**What is expected**
Write out all of the data exactly as it appears.

(Dataset rows)
····················

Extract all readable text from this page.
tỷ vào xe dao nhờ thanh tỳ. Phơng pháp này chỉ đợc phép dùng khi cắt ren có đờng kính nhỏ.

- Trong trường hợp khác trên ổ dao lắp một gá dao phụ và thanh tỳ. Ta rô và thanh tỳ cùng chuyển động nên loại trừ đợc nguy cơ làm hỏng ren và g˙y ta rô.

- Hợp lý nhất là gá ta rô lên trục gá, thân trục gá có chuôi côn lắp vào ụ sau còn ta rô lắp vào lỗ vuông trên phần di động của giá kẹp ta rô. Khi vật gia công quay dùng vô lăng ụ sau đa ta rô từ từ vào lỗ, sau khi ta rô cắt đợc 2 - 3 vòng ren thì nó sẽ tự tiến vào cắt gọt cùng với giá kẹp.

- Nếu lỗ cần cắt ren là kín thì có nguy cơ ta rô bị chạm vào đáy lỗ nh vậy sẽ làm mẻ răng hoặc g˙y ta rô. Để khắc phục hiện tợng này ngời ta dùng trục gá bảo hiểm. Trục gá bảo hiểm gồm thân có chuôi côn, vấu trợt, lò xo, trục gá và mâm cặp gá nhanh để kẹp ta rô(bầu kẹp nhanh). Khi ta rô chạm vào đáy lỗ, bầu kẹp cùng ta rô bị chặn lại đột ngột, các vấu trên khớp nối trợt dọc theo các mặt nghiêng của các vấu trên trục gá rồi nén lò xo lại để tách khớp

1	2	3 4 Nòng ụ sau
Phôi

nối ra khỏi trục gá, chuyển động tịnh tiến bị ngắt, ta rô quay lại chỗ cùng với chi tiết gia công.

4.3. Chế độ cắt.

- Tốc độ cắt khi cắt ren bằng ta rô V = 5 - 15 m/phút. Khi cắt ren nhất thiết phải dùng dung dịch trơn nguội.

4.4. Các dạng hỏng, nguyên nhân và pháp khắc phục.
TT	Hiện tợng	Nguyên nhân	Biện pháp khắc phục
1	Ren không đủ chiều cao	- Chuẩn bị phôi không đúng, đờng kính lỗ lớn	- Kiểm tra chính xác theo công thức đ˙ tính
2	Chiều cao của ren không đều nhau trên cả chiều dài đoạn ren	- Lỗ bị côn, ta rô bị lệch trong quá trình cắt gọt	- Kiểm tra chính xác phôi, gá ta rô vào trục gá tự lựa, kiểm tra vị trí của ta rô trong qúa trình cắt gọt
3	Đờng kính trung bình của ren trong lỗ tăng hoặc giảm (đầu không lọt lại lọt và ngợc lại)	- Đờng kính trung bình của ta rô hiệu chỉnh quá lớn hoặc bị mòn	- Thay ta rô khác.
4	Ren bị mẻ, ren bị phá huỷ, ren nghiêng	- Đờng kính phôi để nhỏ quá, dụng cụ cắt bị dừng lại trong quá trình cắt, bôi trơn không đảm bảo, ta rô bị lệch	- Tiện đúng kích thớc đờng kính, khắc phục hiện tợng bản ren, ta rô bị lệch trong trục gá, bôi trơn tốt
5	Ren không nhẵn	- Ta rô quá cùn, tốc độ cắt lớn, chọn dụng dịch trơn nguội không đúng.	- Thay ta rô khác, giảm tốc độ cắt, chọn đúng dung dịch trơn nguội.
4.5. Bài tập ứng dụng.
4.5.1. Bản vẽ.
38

····················

**Full response**
Extract all readable text from this page.
tỷ vào xe dao nhờ thanh tỳ. Phơng pháp này chỉ đợc phép dùng khi cắt ren có đờng kính nhỏ.

- Trong trường hợp khác trên ổ dao lắp một gá dao phụ và thanh tỳ. Ta rô và thanh tỳ cùng chuyển động nên loại trừ đợc nguy cơ làm hỏng ren và g˙y ta rô.

- Hợp lý nhất là gá ta rô lên trục gá, thân trục gá có chuôi côn lắp vào ụ sau còn ta rô lắp vào lỗ vuông trên phần di động của giá kẹp ta rô. Khi vật gia công quay dùng vô lăng ụ sau đa ta rô từ từ vào lỗ, sau khi ta rô cắt đợc 2 - 3 vòng ren thì nó sẽ tự tiến vào cắt gọt cùng với giá kẹp.

- Nếu lỗ cần cắt ren là kín thì có nguy cơ ta rô bị chạm vào đáy lỗ nh vậy sẽ làm mẻ răng hoặc g˙y ta rô. Để khắc phục hiện tợng này ngời ta dùng trục gá bảo hiểm. Trục gá bảo hiểm gồm thân có chuôi côn, vấu trợt, lò xo, trục gá và mâm cặp gá nhanh để kẹp ta rô(bầu kẹp nhanh). Khi ta rô chạm vào đáy lỗ, bầu kẹp cùng ta rô bị chặn lại đột ngột, các vấu trên khớp nối trợt dọc theo các mặt nghiêng của các vấu trên trục gá rồi nén lò xo lại để tách khớp

1	2	3 4 Nòng ụ sau
Phôi

nối ra khỏi trục gá, chuyển động tịnh tiến bị ngắt, ta rô quay lại chỗ cùng với chi tiết gia công.

4.3. Chế độ cắt.

- Tốc độ cắt khi cắt ren bằng ta rô V = 5 - 15 m/phút. Khi cắt ren nhất thiết phải dùng dung dịch trơn nguội.

4.4. Các dạng hỏng, nguyên nhân và pháp khắc phục.
TT	Hiện tợng	Nguyên nhân	Biện pháp khắc phục
1	Ren không đủ chiều cao	- Chuẩn bị phôi không đúng, đờng kính lỗ lớn	- Kiểm tra chính xác theo công thức đ˙ tính
2	Chiều cao của ren không đều nhau trên cả chiều dài đoạn ren	- Lỗ bị côn, ta rô bị lệch trong quá trình cắt gọt	- Kiểm tra chính xác phôi, gá ta rô vào trục gá tự lựa, kiểm tra vị trí của ta rô trong qúa trình cắt gọt
3	Đờng kính trung bình của ren trong lỗ tăng hoặc giảm (đầu không lọt lại lọt và ngợc lại)	- Đờng kính trung bình của ta rô hiệu chỉnh quá lớn hoặc bị mòn	- Thay ta rô khác.
4	Ren bị mẻ, ren bị phá huỷ, ren nghiêng	- Đờng kính phôi để nhỏ quá, dụng cụ cắt bị dừng lại trong quá trình cắt, bôi trơn không đảm bảo, ta rô bị lệch	- Tiện đúng kích thớc đờng kính, khắc phục hiện tợng bản ren, ta rô bị lệch trong trục gá, bôi trơn tốt
5	Ren không nhẵn	- Ta rô quá cùn, tốc độ cắt lớn, chọn dụng dịch trơn nguội không đúng.	- Thay ta rô khác, giảm tốc độ cắt, chọn đúng dung dịch trơn nguội.
4.5. Bài tập ứng dụng.
4.5.1. Bản vẽ.
38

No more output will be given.